• _Problem details_
Output the full material exactly as it appears here.

• _Stored rows_
============
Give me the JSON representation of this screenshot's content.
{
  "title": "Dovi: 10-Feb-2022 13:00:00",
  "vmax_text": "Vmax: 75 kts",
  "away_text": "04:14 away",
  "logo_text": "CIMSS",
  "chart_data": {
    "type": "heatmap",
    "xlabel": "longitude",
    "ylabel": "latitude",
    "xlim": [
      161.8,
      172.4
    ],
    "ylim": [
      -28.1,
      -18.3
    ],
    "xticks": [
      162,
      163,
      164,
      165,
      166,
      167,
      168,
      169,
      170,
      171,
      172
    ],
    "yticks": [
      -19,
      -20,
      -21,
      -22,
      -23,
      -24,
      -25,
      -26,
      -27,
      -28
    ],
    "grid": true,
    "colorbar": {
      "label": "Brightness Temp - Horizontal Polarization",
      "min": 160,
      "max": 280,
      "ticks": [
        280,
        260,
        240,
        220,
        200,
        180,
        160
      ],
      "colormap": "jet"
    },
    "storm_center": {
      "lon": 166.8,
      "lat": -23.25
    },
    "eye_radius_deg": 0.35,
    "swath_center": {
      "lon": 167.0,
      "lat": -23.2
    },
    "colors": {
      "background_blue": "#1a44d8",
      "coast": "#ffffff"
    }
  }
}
============
• _Response_
Give me the JSON representation of this screenshot's content.
{
  "title": "Dovi: 10-Feb-2022 13:00:00",
  "vmax_text": "Vmax: 75 kts",
  "away_text": "04:14 away",
  "logo_text": "CIMSS",
  "chart_data": {
    "type": "heatmap",
    "xlabel": "longitude",
    "ylabel": "latitude",
    "xlim": [
      161.8,
      172.4
    ],
    "ylim": [
      -28.1,
      -18.3
    ],
    "xticks": [
      162,
      163,
      164,
      165,
      166,
      167,
      168,
      169,
      170,
      171,
      172
    ],
    "yticks": [
      -19,
      -20,
      -21,
      -22,
      -23,
      -24,
      -25,
      -26,
      -27,
      -28
    ],
    "grid": true,
    "colorbar": {
      "label": "Brightness Temp - Horizontal Polarization",
      "min": 160,
      "max": 280,
      "ticks": [
        280,
        260,
        240,
        220,
        200,
        180,
        160
      ],
      "colormap": "jet"
    },
    "storm_center": {
      "lon": 166.8,
      "lat": -23.25
    },
    "eye_radius_deg": 0.35,
    "swath_center": {
      "lon": 167.0,
      "lat": -23.2
    },
    "colors": {
      "background_blue": "#1a44d8",
      "coast": "#ffffff"
    }
  }
}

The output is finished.